- [What is being asked]
Copy every line of the records below character for character, leaving out the lines that stand for pictures.

Begin Exercise material

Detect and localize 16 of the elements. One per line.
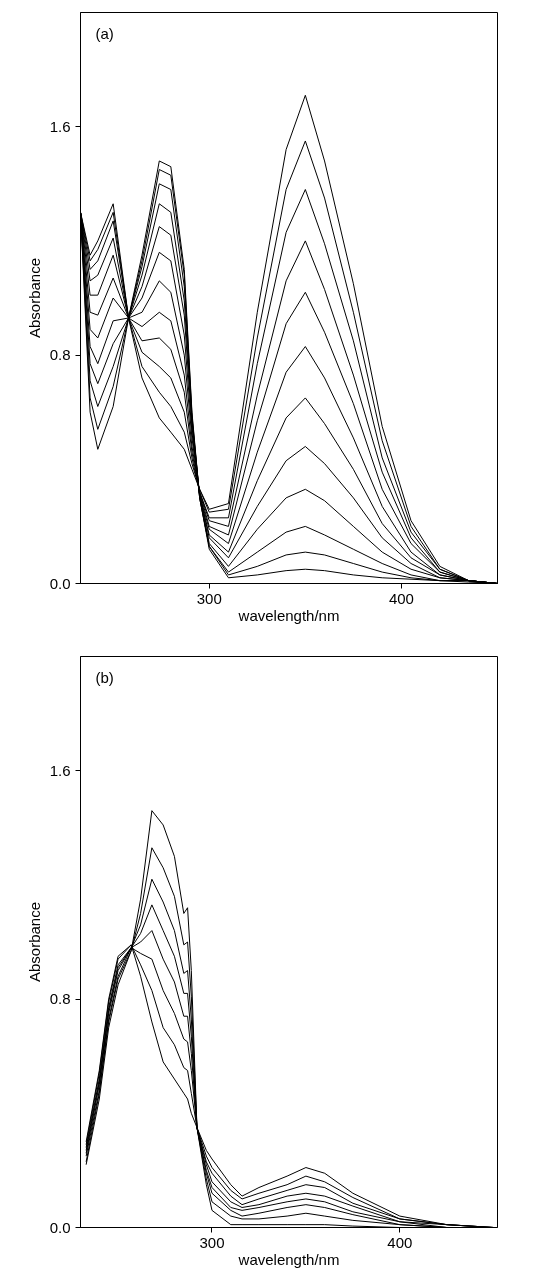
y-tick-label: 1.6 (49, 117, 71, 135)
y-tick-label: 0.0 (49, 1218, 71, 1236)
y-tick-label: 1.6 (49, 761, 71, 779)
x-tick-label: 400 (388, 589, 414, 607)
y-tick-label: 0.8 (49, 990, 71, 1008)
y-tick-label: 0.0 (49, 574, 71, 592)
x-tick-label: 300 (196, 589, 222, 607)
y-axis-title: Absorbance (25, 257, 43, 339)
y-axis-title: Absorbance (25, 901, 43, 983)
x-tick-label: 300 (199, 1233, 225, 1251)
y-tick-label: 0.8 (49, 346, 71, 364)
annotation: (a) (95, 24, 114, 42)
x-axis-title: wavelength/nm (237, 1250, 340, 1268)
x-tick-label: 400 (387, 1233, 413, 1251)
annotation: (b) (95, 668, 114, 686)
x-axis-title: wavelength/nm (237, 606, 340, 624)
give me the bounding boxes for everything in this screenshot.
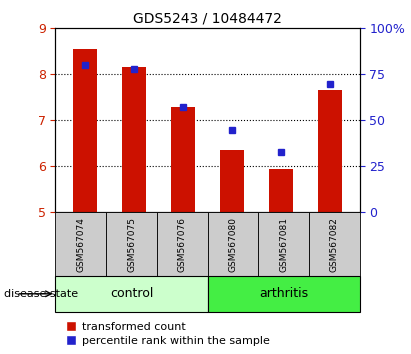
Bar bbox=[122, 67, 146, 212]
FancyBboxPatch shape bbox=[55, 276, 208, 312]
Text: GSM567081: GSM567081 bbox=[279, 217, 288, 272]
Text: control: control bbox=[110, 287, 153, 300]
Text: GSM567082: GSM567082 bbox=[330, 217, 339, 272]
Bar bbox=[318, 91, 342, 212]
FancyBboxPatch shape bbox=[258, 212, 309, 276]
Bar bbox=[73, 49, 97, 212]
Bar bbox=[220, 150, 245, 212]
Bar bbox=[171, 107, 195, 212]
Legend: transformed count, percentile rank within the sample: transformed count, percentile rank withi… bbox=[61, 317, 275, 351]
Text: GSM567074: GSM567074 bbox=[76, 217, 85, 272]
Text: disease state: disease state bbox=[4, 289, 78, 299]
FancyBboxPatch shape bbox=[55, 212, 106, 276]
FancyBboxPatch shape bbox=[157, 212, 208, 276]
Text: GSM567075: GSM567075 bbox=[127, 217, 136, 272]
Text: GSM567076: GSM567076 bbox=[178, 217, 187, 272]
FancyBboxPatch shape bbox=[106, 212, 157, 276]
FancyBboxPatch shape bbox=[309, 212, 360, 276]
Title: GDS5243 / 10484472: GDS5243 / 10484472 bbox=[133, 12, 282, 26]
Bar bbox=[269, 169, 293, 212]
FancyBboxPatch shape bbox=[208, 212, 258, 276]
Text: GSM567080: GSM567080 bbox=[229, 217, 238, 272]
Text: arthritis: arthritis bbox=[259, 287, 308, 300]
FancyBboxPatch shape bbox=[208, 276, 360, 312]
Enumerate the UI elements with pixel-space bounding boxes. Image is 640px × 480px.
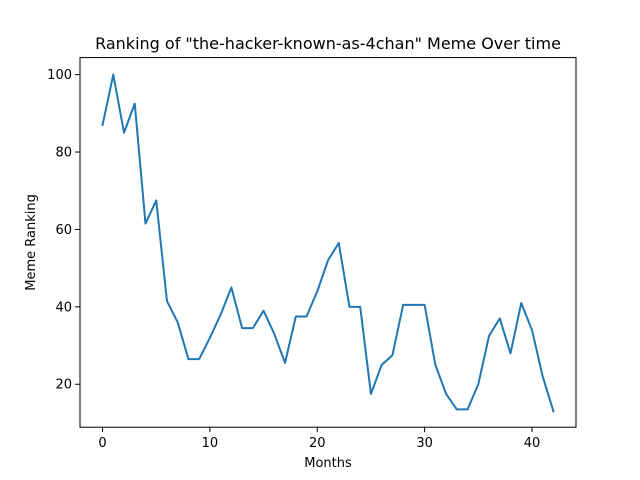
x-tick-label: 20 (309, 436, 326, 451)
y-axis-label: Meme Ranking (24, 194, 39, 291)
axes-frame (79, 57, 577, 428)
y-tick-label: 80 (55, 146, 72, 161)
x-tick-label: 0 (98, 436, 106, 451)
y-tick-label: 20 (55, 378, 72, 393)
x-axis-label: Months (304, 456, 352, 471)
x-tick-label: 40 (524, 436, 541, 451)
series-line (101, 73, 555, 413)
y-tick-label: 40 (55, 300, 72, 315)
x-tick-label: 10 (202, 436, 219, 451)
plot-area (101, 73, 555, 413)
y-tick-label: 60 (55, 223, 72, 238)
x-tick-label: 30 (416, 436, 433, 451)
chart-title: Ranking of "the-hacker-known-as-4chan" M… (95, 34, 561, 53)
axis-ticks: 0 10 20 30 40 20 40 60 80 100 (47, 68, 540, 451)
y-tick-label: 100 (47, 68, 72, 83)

End Exercise material

- [Task answer]
Detect and localize 16 of the elements. One per line.
y-tick-label: 1.6 (49, 117, 71, 135)
y-tick-label: 0.0 (49, 1218, 71, 1236)
y-tick-label: 1.6 (49, 761, 71, 779)
x-tick-label: 400 (388, 589, 414, 607)
y-tick-label: 0.8 (49, 990, 71, 1008)
y-tick-label: 0.0 (49, 574, 71, 592)
x-tick-label: 300 (196, 589, 222, 607)
y-axis-title: Absorbance (25, 257, 43, 339)
y-axis-title: Absorbance (25, 901, 43, 983)
x-tick-label: 300 (199, 1233, 225, 1251)
y-tick-label: 0.8 (49, 346, 71, 364)
annotation: (a) (95, 24, 114, 42)
x-axis-title: wavelength/nm (237, 1250, 340, 1268)
x-tick-label: 400 (387, 1233, 413, 1251)
annotation: (b) (95, 668, 114, 686)
x-axis-title: wavelength/nm (237, 606, 340, 624)
give me the bounding boxes for everything in this screenshot.
Bar bbox=[122, 67, 146, 212]
FancyBboxPatch shape bbox=[55, 276, 208, 312]
Text: GSM567081: GSM567081 bbox=[279, 217, 288, 272]
Text: control: control bbox=[110, 287, 153, 300]
Text: GSM567082: GSM567082 bbox=[330, 217, 339, 272]
Bar bbox=[318, 91, 342, 212]
FancyBboxPatch shape bbox=[258, 212, 309, 276]
Bar bbox=[73, 49, 97, 212]
Bar bbox=[220, 150, 245, 212]
Bar bbox=[171, 107, 195, 212]
Legend: transformed count, percentile rank within the sample: transformed count, percentile rank withi… bbox=[61, 317, 275, 351]
Text: GSM567074: GSM567074 bbox=[76, 217, 85, 272]
Text: disease state: disease state bbox=[4, 289, 78, 299]
FancyBboxPatch shape bbox=[55, 212, 106, 276]
FancyBboxPatch shape bbox=[157, 212, 208, 276]
Text: GSM567075: GSM567075 bbox=[127, 217, 136, 272]
Text: GSM567076: GSM567076 bbox=[178, 217, 187, 272]
FancyBboxPatch shape bbox=[106, 212, 157, 276]
FancyBboxPatch shape bbox=[309, 212, 360, 276]
Title: GDS5243 / 10484472: GDS5243 / 10484472 bbox=[133, 12, 282, 26]
Bar bbox=[269, 169, 293, 212]
FancyBboxPatch shape bbox=[208, 212, 258, 276]
Text: GSM567080: GSM567080 bbox=[229, 217, 238, 272]
Text: arthritis: arthritis bbox=[259, 287, 308, 300]
FancyBboxPatch shape bbox=[208, 276, 360, 312]
Enumerate the UI elements with pixel-space bounding boxes. Image is 640px × 480px.
x-tick-label: 20 (309, 436, 326, 451)
y-axis-label: Meme Ranking (24, 194, 39, 291)
axes-frame (79, 57, 577, 428)
y-tick-label: 80 (55, 146, 72, 161)
x-tick-label: 0 (98, 436, 106, 451)
y-tick-label: 20 (55, 378, 72, 393)
x-axis-label: Months (304, 456, 352, 471)
x-tick-label: 40 (524, 436, 541, 451)
series-line (101, 73, 555, 413)
y-tick-label: 40 (55, 300, 72, 315)
x-tick-label: 10 (202, 436, 219, 451)
plot-area (101, 73, 555, 413)
y-tick-label: 60 (55, 223, 72, 238)
x-tick-label: 30 (416, 436, 433, 451)
chart-title: Ranking of "the-hacker-known-as-4chan" M… (95, 34, 561, 53)
axis-ticks: 0 10 20 30 40 20 40 60 80 100 (47, 68, 540, 451)
y-tick-label: 100 (47, 68, 72, 83)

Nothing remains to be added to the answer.